Extract every line that contains the string "обтекание".
>> BEGIN
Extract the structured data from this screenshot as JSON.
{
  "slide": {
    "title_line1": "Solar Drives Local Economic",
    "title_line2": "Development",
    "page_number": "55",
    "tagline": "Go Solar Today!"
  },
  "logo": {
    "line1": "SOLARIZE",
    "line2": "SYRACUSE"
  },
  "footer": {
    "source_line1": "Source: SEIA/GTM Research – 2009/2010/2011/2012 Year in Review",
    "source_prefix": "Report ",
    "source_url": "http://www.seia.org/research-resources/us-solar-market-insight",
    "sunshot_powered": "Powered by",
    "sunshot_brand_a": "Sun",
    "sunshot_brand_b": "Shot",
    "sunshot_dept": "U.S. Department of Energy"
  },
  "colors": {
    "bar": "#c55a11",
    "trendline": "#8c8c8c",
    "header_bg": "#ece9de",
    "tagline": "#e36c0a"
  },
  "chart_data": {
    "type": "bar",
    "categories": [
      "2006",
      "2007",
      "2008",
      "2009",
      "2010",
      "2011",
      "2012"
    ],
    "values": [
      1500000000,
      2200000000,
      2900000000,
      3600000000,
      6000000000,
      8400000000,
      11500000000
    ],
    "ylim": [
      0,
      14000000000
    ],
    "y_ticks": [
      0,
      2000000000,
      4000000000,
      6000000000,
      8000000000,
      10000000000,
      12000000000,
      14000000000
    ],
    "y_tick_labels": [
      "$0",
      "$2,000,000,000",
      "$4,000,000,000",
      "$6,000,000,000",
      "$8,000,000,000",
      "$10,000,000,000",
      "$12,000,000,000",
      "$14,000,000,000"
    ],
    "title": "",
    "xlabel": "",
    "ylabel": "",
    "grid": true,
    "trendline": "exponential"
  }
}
>> END
>> BEGIN
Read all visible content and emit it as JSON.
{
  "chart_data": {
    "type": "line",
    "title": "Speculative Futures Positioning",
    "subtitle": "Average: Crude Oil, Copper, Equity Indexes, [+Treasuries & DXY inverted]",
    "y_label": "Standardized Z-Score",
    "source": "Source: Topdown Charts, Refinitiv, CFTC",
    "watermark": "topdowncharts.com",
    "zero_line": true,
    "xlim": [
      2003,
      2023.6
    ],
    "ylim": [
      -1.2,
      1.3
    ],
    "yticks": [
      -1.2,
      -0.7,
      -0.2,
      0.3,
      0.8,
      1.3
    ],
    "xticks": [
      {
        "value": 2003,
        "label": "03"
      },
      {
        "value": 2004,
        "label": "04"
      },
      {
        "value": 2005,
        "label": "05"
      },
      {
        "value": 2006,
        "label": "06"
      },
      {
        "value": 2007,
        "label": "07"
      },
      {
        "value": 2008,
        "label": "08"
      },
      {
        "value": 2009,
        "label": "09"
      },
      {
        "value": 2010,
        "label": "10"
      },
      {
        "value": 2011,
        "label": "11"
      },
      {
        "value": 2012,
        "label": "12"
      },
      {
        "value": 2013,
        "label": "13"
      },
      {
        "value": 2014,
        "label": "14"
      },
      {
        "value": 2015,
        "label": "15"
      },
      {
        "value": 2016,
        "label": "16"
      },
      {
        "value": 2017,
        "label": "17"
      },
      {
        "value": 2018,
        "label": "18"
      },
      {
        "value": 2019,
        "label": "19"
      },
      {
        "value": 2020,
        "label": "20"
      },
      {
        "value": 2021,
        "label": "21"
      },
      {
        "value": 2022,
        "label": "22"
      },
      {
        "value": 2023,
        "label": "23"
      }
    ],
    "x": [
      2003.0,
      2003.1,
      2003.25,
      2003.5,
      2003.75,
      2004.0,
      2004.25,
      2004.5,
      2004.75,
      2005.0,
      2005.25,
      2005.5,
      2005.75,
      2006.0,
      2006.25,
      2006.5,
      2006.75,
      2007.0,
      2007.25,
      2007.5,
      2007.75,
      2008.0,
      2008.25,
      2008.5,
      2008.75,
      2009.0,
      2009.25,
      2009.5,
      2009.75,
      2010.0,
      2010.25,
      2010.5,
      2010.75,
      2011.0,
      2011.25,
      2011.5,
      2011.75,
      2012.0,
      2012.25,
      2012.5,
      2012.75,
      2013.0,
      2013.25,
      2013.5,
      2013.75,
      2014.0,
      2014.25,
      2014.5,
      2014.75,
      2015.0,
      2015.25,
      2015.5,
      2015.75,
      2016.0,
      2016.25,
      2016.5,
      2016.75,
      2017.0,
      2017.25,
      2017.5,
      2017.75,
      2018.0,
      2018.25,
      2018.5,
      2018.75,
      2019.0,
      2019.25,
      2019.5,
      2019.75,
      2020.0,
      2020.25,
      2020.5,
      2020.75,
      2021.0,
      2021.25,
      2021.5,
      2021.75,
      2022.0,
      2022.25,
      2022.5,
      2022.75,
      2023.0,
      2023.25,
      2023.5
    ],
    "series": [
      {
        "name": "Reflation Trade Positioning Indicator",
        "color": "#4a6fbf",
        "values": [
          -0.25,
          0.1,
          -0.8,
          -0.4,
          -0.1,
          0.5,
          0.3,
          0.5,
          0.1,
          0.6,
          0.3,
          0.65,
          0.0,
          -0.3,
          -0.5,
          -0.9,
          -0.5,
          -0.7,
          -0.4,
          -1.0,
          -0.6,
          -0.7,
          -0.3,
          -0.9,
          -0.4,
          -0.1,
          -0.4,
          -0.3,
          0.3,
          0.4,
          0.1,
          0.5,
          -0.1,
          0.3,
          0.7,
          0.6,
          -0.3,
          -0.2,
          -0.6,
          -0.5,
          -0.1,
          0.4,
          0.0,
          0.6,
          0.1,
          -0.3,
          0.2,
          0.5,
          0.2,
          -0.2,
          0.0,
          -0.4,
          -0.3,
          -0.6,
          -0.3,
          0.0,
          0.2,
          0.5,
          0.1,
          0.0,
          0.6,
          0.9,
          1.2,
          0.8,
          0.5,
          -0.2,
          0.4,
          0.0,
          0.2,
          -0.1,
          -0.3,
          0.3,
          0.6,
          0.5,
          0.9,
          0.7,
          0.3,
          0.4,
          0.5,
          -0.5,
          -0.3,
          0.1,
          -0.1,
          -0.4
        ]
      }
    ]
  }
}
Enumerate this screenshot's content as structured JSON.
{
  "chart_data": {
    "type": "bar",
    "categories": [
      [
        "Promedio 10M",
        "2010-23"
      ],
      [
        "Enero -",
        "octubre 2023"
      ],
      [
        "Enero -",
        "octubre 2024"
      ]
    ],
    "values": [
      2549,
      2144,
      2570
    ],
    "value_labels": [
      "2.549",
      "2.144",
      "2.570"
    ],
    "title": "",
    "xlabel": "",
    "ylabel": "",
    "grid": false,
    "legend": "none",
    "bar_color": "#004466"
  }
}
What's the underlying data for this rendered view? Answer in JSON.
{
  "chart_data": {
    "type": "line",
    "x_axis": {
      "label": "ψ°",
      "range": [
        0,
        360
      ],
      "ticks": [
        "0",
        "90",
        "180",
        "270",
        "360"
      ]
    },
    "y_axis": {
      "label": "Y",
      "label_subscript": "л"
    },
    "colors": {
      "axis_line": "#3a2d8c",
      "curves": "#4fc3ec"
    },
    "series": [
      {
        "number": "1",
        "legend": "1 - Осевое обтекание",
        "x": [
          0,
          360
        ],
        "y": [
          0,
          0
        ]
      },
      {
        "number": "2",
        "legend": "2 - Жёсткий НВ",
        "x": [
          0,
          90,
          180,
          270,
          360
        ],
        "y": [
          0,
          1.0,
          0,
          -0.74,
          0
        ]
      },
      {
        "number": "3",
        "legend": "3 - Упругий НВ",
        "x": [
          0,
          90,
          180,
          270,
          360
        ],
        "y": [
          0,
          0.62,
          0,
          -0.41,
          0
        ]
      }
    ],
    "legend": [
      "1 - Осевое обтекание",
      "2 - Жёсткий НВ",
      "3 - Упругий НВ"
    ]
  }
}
>> END
>> BEGIN
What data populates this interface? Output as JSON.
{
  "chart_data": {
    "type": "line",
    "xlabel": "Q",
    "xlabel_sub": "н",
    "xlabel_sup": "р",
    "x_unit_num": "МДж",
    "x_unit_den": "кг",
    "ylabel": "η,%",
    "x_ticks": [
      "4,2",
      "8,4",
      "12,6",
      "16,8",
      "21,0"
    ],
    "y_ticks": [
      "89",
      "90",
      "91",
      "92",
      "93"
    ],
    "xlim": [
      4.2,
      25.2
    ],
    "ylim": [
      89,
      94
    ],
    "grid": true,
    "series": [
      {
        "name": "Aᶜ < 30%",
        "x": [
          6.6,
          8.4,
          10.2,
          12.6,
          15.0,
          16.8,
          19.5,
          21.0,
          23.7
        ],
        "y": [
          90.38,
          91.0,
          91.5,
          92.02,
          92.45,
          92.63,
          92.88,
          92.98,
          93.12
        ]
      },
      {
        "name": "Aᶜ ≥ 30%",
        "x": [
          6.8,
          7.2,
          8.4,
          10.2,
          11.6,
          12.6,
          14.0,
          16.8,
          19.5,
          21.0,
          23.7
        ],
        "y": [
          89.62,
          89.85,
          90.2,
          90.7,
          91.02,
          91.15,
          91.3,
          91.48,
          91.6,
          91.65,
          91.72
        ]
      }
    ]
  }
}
>> END
● RESULT:
        "legend": "1 - Осевое обтекание",
      "1 - Осевое обтекание",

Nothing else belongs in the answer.